ARTICLE

----------

Emergency Shelter DIY | Basic Survival Skills



Feature | Emergency Shelter DIY | Basic Survival Skills

All the emergency and disaster preparedness in the world means nothing if you don't know the basics of survival skills like building an emergency shelter!

Emergency Shelter | A Step-By-Step Guide


Learn This Survival Skill and Never Be Without Shelter!

Learn This Survival Skill and Never Be Without Shelter! | Emergency Shelter DIY | Basic Survival Skills

1. The first thing you will need is a ridge pole. Your pole should be very sturdy and as long as your height, plus your arm extended in the air.

2. Prop the ridge pole up on one end to give your feet extra room. You may also prop it on the ground, although not giving the pole the additional height creates a triangle with the ground that reduces your foot space.

3. Lay down on the ground and measure how long your ridge pole needs to be and mark out where your body is. It's important to create a shelter that is the right size for you. You need to be able to fit in the shelter without having too much extra space. This is especially important when you're stuck out in the cold. Your shelter needs to be small enough that your body temperature can heat the space and keep you nice and warm.

4. If the space inside is just enough, and there is not much room to move around, you did it right!

5. You will also need some Y-sticks to prop up the ridgepole at the other end. Make sure the Y-sticks are really solid and grounded – this is your framework. If you push your weight down on the Y-sticks and it falls over, you'll need to find sturdier sticks.

6. The next thing you need to do is insulate yourself from the ground. Avoiding direct contact with the ground will help you maintain a more comfortable body temperature.

7. Leaves serve as a great insulator, but you will want to put them in before you build up the rest of the shelter.

8. Keep in mind that the leaves are going to compress. Make sure the compressed material beneath you is at least four fingers deep.

9. Now you need to add ribs to your debris shelter, which will provide structure on the sides and will give support to the leaves that will go on top.

10. Your ribs should be strong. Dead branches should work okay as long as they do not break or crumble. There will not be a ton of weight on the ribs, but the stronger the branches the smaller the chance that your shelter will fall apart.

----------

RAW DATA

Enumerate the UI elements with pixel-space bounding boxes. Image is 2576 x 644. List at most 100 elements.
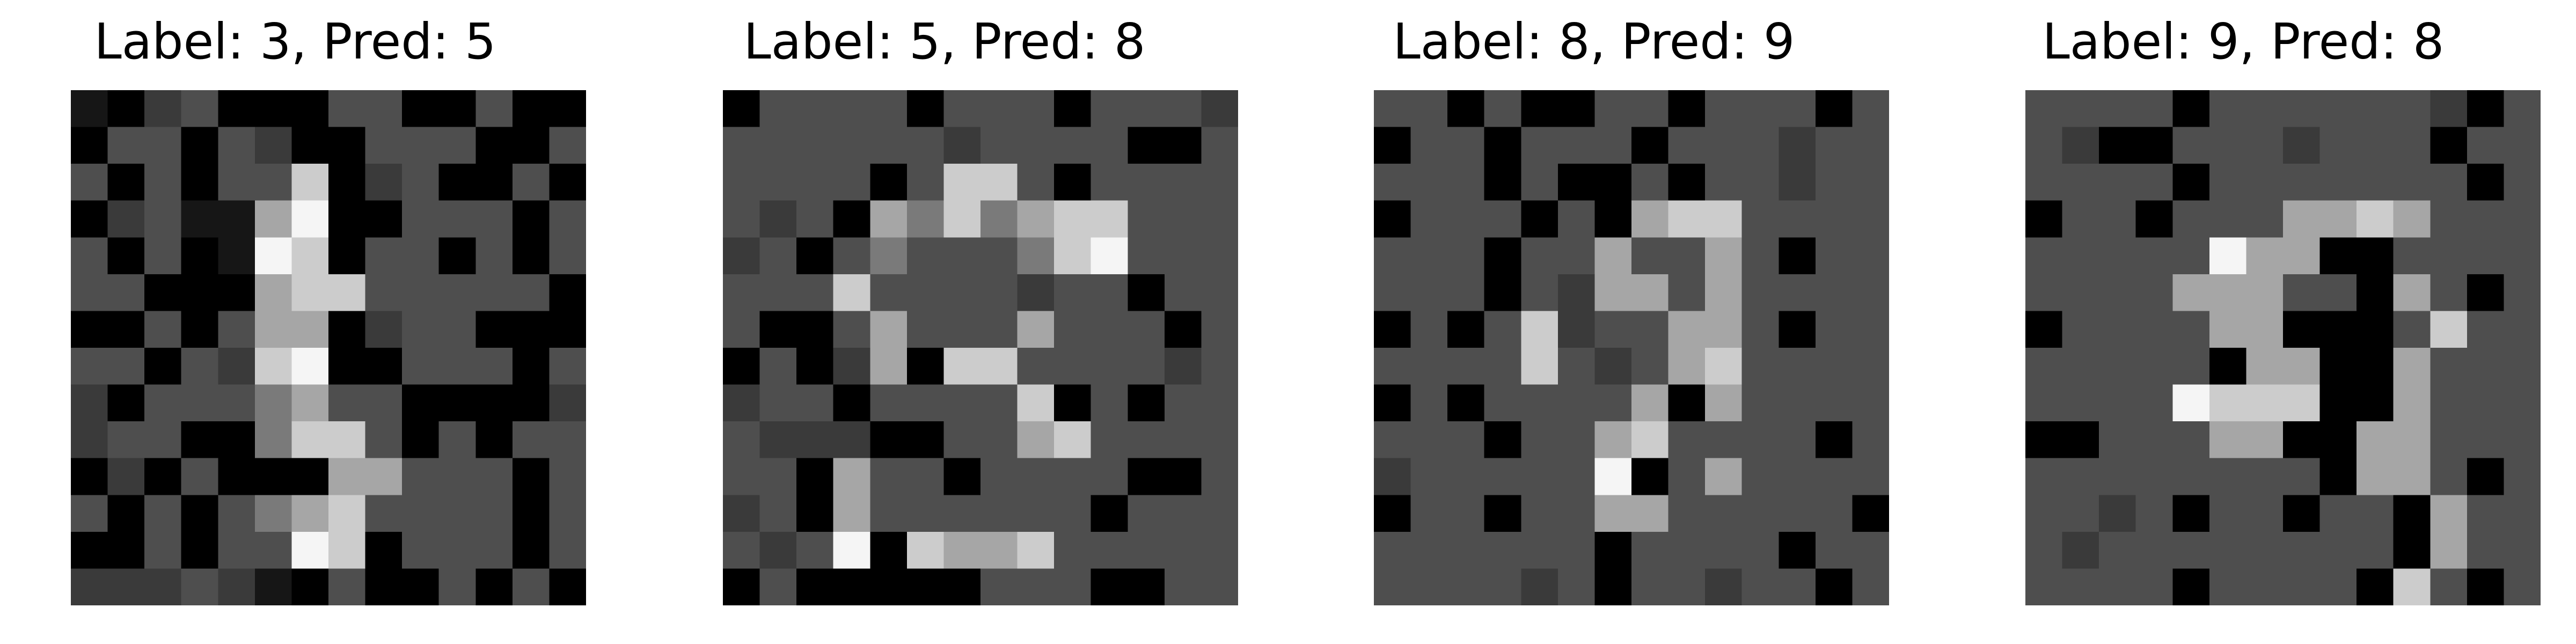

----------

PROBLEMS TO SOLVE
1) From the emergency shelter guide, extract the passage between "9. Now you need" and "will fall apart.", inclusive.
2) Please write what comes next in the emergency shelter guide, starting after its final step.

OUTPUTS IN ORDER
1)
9. Now you need to add ribs to your debris shelter, which will provide structure on the sides and will give support to the leaves that will go on top.

10. Your ribs should be strong. Dead branches should work okay as long as they do not break or crumble. There will not be a ton of weight on the ribs, but the stronger the branches the smaller the chance that your shelter will fall apart.

2)
11. You also want them to be fairly close together and not to extend very high above the ridge pole. If it rains and the ribs are too tall, water will penetrate the leaves and run inside the shelter. If the ribs are roughly the same height as the ridge pole, water will run down the sides.

12. The ribs do not necessarily have to be identical in size. As the triangular shape gets smaller towards the other end, shorter branches will fit in perfectly. If you come across a log with a large bend, make sure the curve stays on the outside. If the bend falls to the inside, it will take up a lot of space inside your shelter.

13. To prevent the leaves from falling off of your shelter, place smaller branches with the ends pointing up to help support the leaves.

14. Once you are finished with the ribs and lattice, you may add the leaves on top to insulate the shelter and help capture the body heat escaping from you.

15. Leaving the entrance open will allow heat to escape. A great option is to create a doorway and close it off as much as possible to reduce the amount of heat escaping. This will also allow you to build the leaves up and over the doorway.

16. To construct the door, gather four Y-sticks and create a framework on either side of the entrance. The purpose of the doorway is to reduce the size of the opening, so place them where there is just enough room for you to wiggle your way inside.

17. Once the Y-sticks are grounded, put sticks across the top and along the sides to finish off the frame.

18. Now you can add the last bit of leaves around the doorway. Be sure to start building from the bottom and work your way upward to prevent leaves from falling through.

19. When you have finished constructing the debris hut, crawl inside on your back, feet-first, and you'll be all set in your shelter!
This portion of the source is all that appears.